Data excerpts:
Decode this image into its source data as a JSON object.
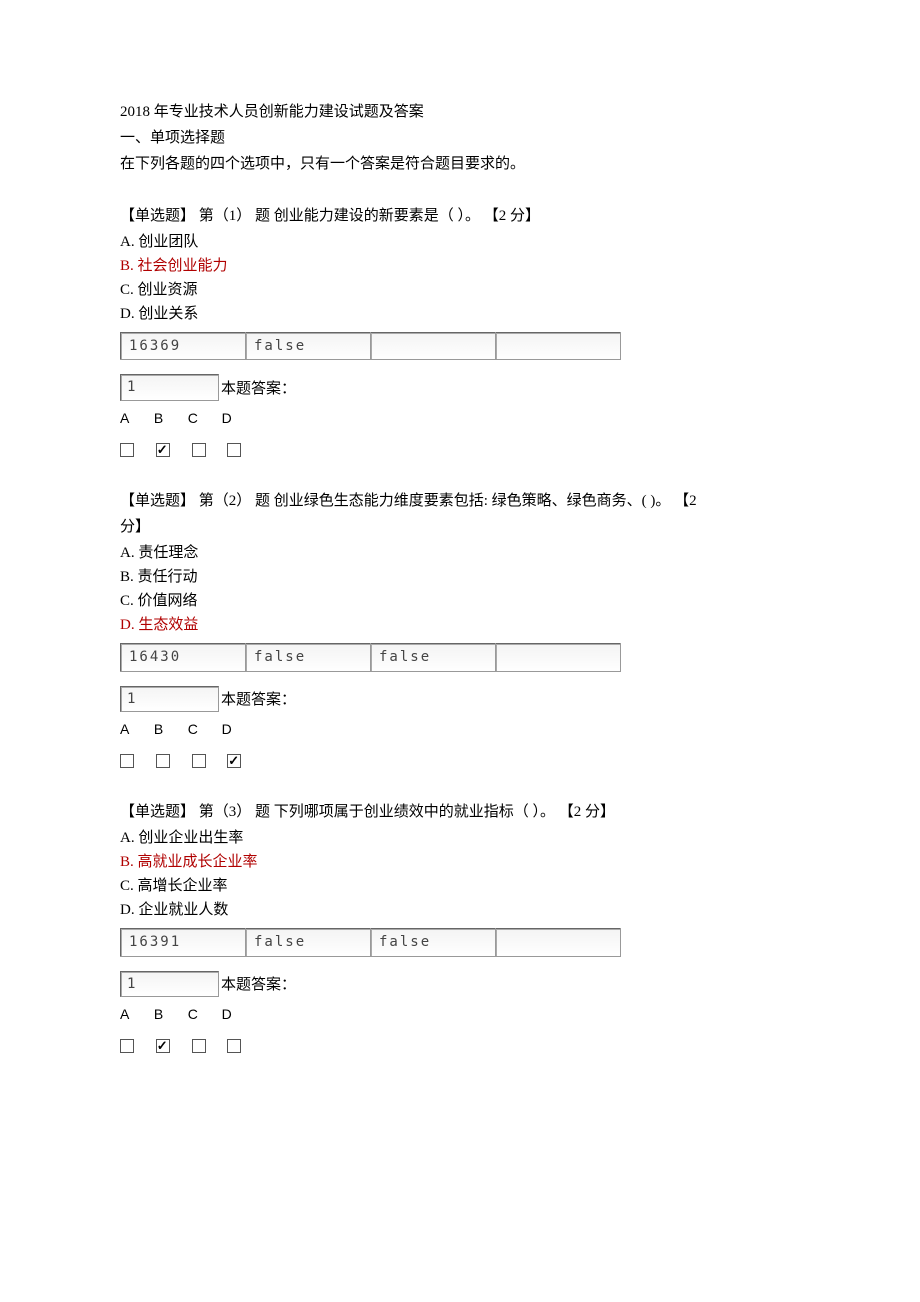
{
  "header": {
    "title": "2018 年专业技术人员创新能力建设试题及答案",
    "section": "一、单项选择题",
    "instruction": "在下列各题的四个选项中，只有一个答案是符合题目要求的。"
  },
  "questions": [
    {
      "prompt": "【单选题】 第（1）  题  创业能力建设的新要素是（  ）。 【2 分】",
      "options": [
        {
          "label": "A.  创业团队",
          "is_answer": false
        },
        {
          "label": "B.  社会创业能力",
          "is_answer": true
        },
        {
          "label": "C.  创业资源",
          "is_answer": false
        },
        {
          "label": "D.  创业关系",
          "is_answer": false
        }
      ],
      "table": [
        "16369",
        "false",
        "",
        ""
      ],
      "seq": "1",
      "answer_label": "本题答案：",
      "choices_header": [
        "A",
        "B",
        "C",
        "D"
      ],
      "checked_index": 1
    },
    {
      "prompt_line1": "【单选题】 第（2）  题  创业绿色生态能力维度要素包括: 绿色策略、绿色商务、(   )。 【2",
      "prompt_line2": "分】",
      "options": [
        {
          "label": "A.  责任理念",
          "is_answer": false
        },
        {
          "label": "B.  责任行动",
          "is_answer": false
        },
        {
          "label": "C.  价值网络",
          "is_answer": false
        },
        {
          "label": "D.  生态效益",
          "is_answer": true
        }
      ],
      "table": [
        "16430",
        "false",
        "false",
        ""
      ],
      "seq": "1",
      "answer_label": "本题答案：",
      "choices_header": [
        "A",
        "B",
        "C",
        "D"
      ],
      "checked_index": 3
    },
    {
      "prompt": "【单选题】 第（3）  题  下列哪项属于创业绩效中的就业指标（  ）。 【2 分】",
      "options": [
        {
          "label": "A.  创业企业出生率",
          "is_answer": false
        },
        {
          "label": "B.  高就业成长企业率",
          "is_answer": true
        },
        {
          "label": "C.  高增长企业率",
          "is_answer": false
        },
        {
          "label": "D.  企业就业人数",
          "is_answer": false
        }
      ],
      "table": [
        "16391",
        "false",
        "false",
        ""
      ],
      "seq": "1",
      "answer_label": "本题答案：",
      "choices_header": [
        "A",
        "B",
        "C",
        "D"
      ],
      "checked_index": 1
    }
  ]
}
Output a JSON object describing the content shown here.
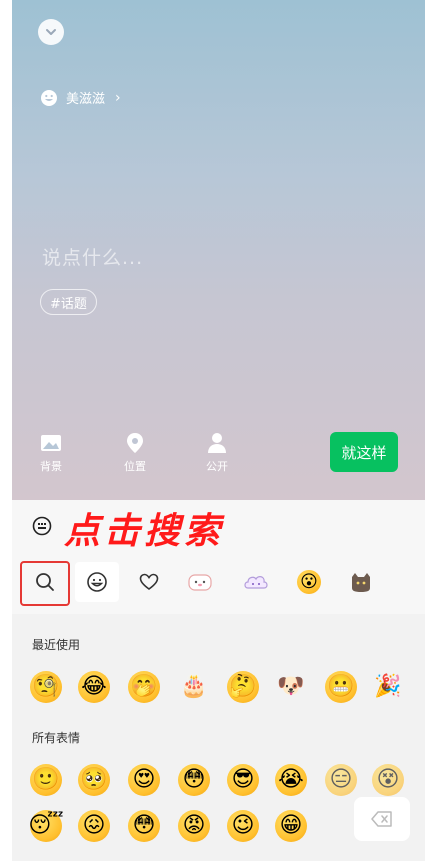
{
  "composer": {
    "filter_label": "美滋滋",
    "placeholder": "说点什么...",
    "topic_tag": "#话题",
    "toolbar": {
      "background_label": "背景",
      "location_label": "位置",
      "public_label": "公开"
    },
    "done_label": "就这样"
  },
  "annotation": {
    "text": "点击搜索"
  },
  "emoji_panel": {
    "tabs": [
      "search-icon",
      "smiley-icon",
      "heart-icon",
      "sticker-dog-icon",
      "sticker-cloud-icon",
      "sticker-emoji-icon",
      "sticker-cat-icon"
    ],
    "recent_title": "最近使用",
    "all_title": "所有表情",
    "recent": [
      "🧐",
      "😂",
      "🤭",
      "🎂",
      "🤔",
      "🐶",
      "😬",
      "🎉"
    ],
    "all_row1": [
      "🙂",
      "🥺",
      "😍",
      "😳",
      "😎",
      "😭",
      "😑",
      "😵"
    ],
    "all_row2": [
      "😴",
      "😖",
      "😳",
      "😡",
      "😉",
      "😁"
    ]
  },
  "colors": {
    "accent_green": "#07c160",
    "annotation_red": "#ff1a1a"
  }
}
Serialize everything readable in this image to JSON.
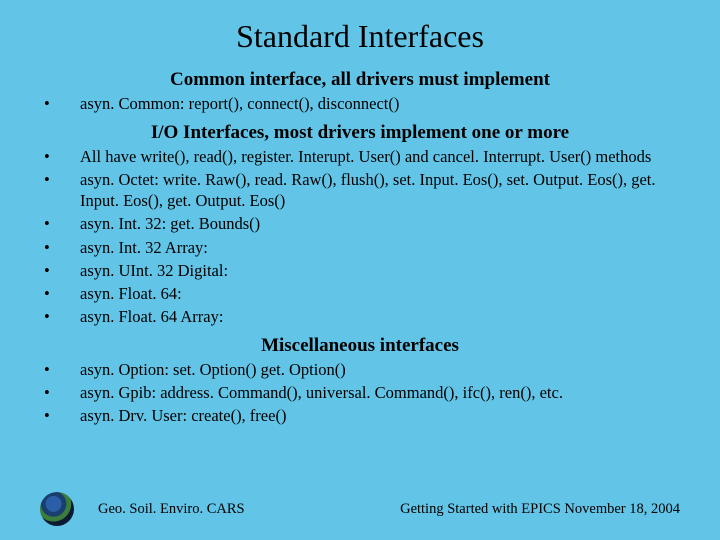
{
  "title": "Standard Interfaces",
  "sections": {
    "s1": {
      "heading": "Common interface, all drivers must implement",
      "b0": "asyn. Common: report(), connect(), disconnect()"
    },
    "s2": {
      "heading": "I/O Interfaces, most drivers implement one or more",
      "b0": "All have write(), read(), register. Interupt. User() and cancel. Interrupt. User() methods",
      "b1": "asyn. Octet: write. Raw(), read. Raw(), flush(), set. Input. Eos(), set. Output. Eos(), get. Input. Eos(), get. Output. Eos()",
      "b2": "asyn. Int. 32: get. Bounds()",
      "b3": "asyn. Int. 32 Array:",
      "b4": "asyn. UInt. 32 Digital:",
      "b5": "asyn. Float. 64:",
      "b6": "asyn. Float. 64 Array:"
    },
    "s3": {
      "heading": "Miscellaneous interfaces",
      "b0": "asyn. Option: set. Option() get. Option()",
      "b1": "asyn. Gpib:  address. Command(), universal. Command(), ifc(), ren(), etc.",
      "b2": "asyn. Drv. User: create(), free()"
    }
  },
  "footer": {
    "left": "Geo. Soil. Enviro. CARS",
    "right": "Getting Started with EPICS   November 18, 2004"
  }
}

_JOB_
State only how many lines in the material include "Float".

_ANSWER FOR THIS EXERCISE_
2